EXERCISE DIRECTIONS:
The entries that follow should be written out exactly.

DATASET RECORDS:

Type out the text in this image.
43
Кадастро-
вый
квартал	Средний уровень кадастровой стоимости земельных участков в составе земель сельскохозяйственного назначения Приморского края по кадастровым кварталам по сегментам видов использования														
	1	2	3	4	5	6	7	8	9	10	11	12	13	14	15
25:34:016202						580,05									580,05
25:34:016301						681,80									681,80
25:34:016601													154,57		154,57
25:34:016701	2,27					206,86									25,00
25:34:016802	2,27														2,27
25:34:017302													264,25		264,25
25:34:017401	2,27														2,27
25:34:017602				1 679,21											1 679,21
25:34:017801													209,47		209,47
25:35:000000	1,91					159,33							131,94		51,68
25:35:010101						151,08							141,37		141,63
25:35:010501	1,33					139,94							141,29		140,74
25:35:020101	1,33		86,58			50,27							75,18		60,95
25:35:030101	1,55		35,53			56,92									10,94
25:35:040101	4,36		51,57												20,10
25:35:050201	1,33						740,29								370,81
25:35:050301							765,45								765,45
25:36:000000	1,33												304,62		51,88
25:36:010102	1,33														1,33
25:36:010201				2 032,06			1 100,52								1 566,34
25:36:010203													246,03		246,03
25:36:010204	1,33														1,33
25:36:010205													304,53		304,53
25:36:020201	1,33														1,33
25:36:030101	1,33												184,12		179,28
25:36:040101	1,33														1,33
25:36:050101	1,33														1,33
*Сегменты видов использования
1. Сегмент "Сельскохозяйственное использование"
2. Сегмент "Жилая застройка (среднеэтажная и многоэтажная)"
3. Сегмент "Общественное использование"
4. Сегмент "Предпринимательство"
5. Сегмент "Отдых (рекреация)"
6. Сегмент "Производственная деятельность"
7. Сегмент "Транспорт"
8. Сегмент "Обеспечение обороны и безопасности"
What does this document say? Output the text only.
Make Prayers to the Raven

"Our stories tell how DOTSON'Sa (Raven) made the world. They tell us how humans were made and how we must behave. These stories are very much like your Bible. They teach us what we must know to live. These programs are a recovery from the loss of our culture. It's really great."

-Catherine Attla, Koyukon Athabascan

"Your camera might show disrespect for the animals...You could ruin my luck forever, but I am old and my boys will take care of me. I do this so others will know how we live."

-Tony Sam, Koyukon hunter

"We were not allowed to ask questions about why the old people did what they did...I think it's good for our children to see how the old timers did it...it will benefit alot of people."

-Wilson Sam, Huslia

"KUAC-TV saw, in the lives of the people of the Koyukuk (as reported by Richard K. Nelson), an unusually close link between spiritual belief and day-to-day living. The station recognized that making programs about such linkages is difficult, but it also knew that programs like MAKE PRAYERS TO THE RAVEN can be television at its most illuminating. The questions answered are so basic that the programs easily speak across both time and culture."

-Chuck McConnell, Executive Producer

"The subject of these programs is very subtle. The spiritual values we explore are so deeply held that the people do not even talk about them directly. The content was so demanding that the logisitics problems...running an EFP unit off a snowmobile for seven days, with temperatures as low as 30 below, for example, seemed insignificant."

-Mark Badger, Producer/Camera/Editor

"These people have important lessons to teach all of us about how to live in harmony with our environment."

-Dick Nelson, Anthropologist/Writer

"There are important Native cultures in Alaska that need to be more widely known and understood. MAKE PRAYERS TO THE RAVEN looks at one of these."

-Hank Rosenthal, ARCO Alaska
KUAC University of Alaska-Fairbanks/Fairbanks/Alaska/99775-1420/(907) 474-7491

THE REPLY:
Type out the text in this image.
43
Кадастро-
вый
квартал	Средний уровень кадастровой стоимости земельных участков в составе земель сельскохозяйственного назначения Приморского края по кадастровым кварталам по сегментам видов использования														
	1	2	3	4	5	6	7	8	9	10	11	12	13	14	15
25:34:016202						580,05									580,05
25:34:016301						681,80									681,80
25:34:016601													154,57		154,57
25:34:016701	2,27					206,86									25,00
25:34:016802	2,27														2,27
25:34:017302													264,25		264,25
25:34:017401	2,27														2,27
25:34:017602				1 679,21											1 679,21
25:34:017801													209,47		209,47
25:35:000000	1,91					159,33							131,94		51,68
25:35:010101						151,08							141,37		141,63
25:35:010501	1,33					139,94							141,29		140,74
25:35:020101	1,33		86,58			50,27							75,18		60,95
25:35:030101	1,55		35,53			56,92									10,94
25:35:040101	4,36		51,57												20,10
25:35:050201	1,33						740,29								370,81
25:35:050301							765,45								765,45
25:36:000000	1,33												304,62		51,88
25:36:010102	1,33														1,33
25:36:010201				2 032,06			1 100,52								1 566,34
25:36:010203													246,03		246,03
25:36:010204	1,33														1,33
25:36:010205													304,53		304,53
25:36:020201	1,33														1,33
25:36:030101	1,33												184,12		179,28
25:36:040101	1,33														1,33
25:36:050101	1,33														1,33
*Сегменты видов использования
1. Сегмент "Сельскохозяйственное использование"
2. Сегмент "Жилая застройка (среднеэтажная и многоэтажная)"
3. Сегмент "Общественное использование"
4. Сегмент "Предпринимательство"
5. Сегмент "Отдых (рекреация)"
6. Сегмент "Производственная деятельность"
7. Сегмент "Транспорт"
8. Сегмент "Обеспечение обороны и безопасности"
What does this document say? Output the text only.
Make Prayers to the Raven

"Our stories tell how DOTSON'Sa (Raven) made the world. They tell us how humans were made and how we must behave. These stories are very much like your Bible. They teach us what we must know to live. These programs are a recovery from the loss of our culture. It's really great."

-Catherine Attla, Koyukon Athabascan

"Your camera might show disrespect for the animals...You could ruin my luck forever, but I am old and my boys will take care of me. I do this so others will know how we live."

-Tony Sam, Koyukon hunter

"We were not allowed to ask questions about why the old people did what they did...I think it's good for our children to see how the old timers did it...it will benefit alot of people."

-Wilson Sam, Huslia

"KUAC-TV saw, in the lives of the people of the Koyukuk (as reported by Richard K. Nelson), an unusually close link between spiritual belief and day-to-day living. The station recognized that making programs about such linkages is difficult, but it also knew that programs like MAKE PRAYERS TO THE RAVEN can be television at its most illuminating. The questions answered are so basic that the programs easily speak across both time and culture."

-Chuck McConnell, Executive Producer

"The subject of these programs is very subtle. The spiritual values we explore are so deeply held that the people do not even talk about them directly. The content was so demanding that the logisitics problems...running an EFP unit off a snowmobile for seven days, with temperatures as low as 30 below, for example, seemed insignificant."

-Mark Badger, Producer/Camera/Editor

"These people have important lessons to teach all of us about how to live in harmony with our environment."

-Dick Nelson, Anthropologist/Writer

"There are important Native cultures in Alaska that need to be more widely known and understood. MAKE PRAYERS TO THE RAVEN looks at one of these."

-Hank Rosenthal, ARCO Alaska
KUAC University of Alaska-Fairbanks/Fairbanks/Alaska/99775-1420/(907) 474-7491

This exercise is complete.